Written exercise - Return every line of the data below that includes the string "每百人汽车拥有量".

Input -
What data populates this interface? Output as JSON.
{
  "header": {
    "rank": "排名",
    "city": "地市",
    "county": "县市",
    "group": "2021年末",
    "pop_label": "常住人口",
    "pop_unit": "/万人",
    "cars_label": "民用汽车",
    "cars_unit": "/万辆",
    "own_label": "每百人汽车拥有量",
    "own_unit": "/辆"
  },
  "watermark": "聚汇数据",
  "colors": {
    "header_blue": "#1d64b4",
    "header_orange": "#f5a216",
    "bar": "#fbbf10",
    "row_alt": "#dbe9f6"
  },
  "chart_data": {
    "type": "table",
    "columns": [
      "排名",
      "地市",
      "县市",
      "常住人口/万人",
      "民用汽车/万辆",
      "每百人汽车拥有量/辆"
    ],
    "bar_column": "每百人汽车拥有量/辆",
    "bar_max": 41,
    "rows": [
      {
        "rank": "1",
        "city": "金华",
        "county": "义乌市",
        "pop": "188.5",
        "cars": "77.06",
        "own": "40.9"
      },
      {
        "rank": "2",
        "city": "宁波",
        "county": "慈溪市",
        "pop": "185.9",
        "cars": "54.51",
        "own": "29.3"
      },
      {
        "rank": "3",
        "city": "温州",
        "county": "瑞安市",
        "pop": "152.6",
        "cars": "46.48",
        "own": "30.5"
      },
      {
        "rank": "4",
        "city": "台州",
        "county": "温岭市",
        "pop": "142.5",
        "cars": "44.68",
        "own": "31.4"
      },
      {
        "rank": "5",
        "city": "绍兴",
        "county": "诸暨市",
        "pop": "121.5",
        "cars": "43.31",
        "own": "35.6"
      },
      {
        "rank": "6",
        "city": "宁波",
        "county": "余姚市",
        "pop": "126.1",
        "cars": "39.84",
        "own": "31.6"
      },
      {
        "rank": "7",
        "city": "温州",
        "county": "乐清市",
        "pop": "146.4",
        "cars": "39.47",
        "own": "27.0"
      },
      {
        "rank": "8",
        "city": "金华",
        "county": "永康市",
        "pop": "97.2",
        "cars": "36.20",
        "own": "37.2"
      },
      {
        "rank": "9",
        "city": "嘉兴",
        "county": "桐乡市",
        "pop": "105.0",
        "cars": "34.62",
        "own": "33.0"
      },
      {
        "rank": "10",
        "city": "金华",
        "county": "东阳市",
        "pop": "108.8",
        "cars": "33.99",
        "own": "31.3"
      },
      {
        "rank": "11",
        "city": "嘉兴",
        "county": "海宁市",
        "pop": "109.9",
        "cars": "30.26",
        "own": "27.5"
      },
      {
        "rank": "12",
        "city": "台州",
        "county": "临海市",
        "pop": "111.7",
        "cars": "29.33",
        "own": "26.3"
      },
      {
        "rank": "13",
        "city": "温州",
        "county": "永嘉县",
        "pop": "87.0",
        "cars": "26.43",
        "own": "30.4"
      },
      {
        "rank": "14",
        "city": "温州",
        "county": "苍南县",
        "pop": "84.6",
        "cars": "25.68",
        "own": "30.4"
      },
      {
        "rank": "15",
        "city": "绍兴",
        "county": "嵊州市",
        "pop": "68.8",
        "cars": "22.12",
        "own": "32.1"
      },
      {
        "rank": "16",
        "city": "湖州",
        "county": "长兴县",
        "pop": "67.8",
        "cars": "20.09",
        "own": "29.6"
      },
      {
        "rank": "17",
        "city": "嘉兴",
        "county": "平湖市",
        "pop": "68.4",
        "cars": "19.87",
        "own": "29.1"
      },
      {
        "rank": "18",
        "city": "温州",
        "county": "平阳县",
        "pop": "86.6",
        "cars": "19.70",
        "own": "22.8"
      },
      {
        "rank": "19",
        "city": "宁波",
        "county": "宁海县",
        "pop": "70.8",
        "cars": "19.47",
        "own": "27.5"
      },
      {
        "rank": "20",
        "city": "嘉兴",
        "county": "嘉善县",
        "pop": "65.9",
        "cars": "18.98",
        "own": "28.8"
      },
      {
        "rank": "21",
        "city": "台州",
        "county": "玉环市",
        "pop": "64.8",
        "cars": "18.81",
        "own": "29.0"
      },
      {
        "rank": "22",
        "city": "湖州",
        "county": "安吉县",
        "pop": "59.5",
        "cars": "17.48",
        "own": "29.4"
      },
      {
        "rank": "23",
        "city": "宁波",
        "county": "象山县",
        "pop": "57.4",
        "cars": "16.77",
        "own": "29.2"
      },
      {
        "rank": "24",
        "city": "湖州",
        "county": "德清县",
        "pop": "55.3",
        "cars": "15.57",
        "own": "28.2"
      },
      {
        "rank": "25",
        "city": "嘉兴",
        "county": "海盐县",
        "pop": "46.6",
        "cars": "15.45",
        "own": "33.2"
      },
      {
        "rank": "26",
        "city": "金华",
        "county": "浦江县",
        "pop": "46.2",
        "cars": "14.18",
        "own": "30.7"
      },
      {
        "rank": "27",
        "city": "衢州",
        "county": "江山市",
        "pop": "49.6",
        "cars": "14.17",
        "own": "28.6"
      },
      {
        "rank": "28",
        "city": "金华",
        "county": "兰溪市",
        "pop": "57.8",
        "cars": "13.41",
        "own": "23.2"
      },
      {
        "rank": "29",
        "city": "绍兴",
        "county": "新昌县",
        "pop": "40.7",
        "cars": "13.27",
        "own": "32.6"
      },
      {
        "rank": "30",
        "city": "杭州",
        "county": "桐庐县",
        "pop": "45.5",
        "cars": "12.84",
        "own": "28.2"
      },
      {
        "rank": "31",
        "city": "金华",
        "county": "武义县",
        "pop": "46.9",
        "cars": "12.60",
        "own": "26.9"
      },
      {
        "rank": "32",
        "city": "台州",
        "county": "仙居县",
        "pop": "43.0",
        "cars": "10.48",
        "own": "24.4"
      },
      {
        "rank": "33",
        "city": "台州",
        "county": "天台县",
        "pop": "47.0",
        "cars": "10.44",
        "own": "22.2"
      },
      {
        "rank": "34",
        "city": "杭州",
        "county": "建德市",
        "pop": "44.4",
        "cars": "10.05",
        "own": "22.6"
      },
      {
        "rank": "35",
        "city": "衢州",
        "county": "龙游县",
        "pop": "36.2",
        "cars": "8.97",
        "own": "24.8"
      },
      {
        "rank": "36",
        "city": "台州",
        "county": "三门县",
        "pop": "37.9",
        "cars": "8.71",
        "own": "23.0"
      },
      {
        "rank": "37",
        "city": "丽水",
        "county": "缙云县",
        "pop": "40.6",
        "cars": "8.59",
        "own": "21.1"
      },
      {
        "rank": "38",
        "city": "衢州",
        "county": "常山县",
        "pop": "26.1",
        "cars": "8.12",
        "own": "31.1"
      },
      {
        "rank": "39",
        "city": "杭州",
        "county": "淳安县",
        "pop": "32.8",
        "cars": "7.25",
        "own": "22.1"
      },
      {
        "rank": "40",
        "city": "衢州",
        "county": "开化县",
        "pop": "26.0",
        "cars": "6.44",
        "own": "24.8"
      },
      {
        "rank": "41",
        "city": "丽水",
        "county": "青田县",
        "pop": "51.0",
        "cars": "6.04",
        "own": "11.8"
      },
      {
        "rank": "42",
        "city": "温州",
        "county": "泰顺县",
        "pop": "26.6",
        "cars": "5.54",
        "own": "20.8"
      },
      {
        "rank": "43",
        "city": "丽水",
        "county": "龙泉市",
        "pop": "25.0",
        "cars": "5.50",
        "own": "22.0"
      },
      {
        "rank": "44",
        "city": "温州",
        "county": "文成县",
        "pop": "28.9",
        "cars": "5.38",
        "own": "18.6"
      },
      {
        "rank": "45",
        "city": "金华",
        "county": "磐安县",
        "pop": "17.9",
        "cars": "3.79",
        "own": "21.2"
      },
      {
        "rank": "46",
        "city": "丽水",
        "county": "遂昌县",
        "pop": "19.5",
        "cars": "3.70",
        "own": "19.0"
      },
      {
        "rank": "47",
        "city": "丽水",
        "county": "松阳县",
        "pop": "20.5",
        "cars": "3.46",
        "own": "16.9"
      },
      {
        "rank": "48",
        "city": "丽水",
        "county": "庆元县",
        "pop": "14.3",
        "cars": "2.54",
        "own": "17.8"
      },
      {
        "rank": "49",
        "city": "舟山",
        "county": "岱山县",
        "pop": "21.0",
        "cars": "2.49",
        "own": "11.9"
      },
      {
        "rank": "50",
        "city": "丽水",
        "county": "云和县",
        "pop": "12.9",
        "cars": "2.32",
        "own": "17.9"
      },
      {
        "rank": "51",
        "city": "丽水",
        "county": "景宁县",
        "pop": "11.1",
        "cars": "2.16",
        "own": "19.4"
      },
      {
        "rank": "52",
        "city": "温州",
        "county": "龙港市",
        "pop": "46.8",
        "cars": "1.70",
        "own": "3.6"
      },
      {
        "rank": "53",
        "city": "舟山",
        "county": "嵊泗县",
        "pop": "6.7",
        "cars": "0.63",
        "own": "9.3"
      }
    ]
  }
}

Expected answer -
    "own_label": "每百人汽车拥有量",
      "每百人汽车拥有量/辆"
    "bar_column": "每百人汽车拥有量/辆",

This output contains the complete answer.